[Collected data entries]
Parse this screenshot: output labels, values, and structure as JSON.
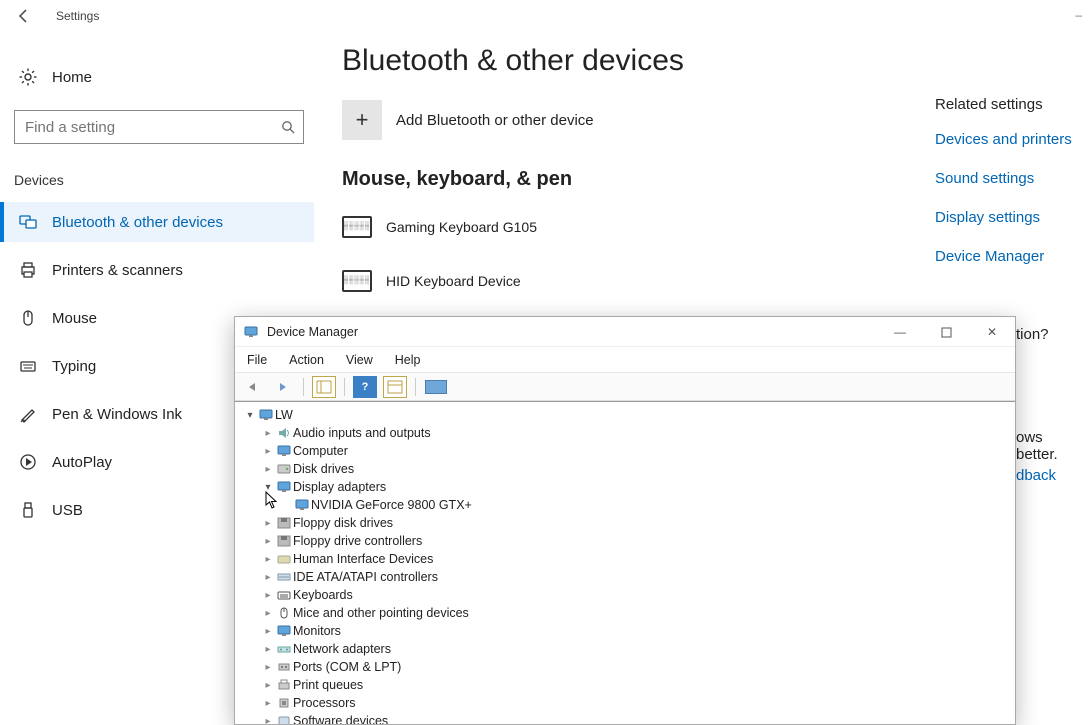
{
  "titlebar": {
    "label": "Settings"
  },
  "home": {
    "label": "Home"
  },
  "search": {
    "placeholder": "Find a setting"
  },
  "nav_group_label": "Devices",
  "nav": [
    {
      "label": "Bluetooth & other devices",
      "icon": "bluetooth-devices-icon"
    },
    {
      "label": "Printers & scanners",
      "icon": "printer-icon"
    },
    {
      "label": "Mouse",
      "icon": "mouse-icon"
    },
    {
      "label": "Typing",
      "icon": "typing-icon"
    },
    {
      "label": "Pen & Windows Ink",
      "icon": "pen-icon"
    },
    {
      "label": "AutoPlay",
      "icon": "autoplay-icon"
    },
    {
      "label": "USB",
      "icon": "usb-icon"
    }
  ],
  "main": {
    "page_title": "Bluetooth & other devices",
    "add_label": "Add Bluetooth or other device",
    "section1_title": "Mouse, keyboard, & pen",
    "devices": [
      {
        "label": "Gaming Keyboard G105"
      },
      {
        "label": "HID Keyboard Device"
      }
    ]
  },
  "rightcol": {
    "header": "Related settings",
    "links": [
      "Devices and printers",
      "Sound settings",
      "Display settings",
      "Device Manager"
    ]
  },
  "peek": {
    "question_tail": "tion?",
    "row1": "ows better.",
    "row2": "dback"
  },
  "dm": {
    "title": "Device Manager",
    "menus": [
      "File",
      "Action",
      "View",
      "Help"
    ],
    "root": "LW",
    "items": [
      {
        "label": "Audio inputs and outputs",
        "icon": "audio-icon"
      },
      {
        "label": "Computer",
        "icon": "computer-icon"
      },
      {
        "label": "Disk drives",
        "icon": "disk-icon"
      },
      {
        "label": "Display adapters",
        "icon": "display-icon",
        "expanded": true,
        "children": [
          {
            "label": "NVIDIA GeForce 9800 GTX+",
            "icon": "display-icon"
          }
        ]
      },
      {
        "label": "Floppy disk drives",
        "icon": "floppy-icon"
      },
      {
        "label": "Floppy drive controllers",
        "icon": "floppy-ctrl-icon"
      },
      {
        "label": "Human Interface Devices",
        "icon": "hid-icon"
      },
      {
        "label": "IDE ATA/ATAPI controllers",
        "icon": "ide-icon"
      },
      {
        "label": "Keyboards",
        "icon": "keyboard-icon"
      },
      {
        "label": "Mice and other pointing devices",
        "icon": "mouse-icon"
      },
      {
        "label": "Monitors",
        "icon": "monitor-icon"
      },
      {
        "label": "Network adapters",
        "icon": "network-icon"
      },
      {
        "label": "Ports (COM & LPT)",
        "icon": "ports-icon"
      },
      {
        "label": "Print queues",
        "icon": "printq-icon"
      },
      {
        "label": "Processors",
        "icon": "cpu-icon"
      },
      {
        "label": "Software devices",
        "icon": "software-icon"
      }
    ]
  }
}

▶ [CHALLENGE]:
Reproduce each line of the entries in which the word "other" is found.

▶ [OUTPUT]:
      "label": "Bluetooth & other devices",
    "page_title": "Bluetooth & other devices",
    "add_label": "Add Bluetooth or other device",
        "label": "Mice and other pointing devices",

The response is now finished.